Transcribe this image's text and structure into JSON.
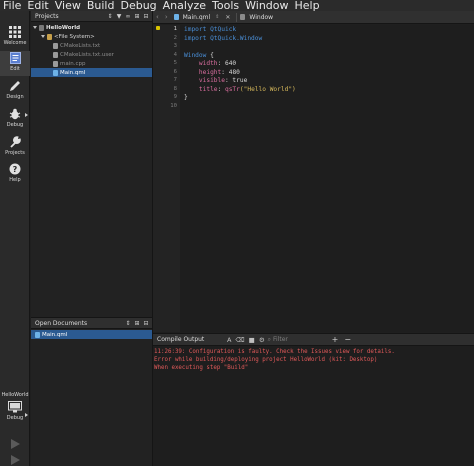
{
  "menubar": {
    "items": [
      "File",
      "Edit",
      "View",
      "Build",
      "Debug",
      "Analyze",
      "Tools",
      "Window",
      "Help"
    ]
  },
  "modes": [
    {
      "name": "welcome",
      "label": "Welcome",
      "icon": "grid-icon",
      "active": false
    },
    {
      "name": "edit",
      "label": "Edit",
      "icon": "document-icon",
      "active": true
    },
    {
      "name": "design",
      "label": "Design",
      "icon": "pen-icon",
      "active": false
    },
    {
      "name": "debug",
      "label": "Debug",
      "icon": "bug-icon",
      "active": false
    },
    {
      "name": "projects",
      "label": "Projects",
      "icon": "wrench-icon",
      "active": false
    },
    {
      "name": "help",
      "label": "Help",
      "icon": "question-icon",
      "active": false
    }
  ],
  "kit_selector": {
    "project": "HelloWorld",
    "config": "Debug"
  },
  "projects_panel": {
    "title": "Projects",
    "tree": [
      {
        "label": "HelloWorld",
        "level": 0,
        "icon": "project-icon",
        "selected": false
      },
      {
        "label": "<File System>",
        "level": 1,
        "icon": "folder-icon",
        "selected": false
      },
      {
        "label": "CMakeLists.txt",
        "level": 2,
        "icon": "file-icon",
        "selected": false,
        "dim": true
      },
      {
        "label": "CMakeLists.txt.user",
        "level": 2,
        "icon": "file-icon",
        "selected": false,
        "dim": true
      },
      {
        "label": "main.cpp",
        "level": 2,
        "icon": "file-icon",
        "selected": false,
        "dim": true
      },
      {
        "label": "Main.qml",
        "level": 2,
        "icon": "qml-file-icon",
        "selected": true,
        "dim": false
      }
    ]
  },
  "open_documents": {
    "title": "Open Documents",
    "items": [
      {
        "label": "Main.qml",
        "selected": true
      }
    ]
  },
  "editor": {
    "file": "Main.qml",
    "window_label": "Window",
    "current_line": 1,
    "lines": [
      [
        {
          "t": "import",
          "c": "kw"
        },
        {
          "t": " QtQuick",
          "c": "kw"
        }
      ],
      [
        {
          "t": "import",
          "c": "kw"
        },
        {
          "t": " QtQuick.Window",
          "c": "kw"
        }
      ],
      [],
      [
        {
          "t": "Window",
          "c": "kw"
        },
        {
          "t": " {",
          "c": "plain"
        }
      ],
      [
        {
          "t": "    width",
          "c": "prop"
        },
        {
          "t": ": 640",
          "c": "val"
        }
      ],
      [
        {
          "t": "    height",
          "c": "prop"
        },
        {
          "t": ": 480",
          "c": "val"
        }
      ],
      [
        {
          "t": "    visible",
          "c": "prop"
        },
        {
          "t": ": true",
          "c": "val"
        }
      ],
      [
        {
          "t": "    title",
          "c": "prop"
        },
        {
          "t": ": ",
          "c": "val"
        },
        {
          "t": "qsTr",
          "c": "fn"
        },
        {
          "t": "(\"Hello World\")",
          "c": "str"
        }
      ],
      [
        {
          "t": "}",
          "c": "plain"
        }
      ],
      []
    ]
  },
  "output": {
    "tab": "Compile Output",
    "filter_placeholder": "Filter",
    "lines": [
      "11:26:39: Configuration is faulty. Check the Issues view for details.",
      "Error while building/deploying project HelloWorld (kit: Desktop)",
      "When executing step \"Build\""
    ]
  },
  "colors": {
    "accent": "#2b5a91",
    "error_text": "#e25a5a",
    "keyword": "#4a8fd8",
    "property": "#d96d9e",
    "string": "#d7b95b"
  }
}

..............................

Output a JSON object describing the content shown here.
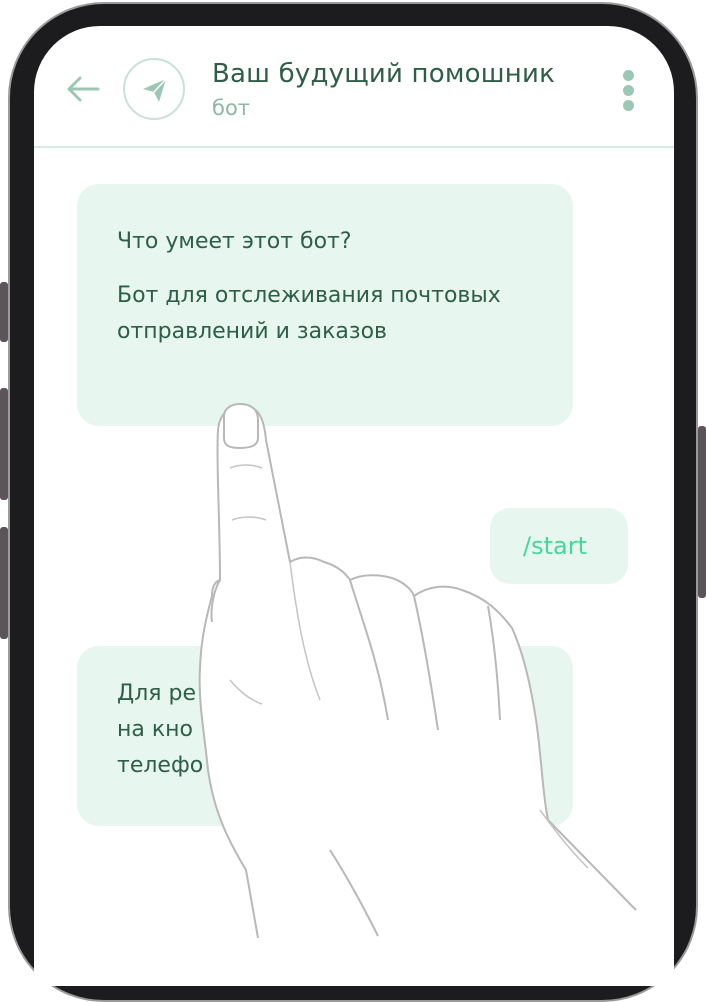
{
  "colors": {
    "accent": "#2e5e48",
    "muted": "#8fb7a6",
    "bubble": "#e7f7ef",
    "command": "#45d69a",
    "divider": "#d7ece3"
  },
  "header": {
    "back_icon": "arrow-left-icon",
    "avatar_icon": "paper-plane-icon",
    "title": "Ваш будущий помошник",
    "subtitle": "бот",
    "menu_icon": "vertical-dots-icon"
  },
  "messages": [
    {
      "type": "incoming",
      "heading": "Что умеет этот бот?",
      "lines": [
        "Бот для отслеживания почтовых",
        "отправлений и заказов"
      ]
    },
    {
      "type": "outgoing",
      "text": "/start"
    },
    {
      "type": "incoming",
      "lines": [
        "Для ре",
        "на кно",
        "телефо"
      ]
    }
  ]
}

..............................

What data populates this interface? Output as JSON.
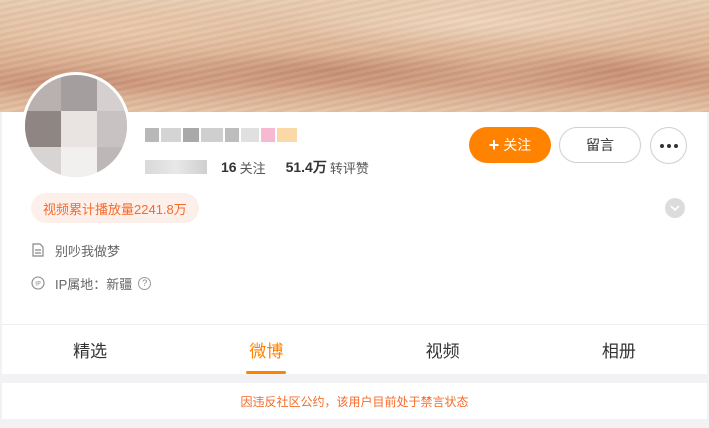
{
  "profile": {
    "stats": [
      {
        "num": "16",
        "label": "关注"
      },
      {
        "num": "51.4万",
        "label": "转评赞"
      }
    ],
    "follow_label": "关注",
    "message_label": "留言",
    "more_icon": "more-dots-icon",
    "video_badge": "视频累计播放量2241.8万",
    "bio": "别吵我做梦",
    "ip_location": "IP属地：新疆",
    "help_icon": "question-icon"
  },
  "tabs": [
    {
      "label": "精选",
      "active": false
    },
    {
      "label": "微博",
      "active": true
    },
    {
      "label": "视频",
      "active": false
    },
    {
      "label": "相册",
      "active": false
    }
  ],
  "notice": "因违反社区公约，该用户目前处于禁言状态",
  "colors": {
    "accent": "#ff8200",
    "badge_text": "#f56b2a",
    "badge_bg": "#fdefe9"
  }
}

..............................

Return each line among the entries that holds the word "accent".

» Full solution
    "accent": "#2b5a91",
    "accent": "#2e5e48",
    "accent": "#ff8200",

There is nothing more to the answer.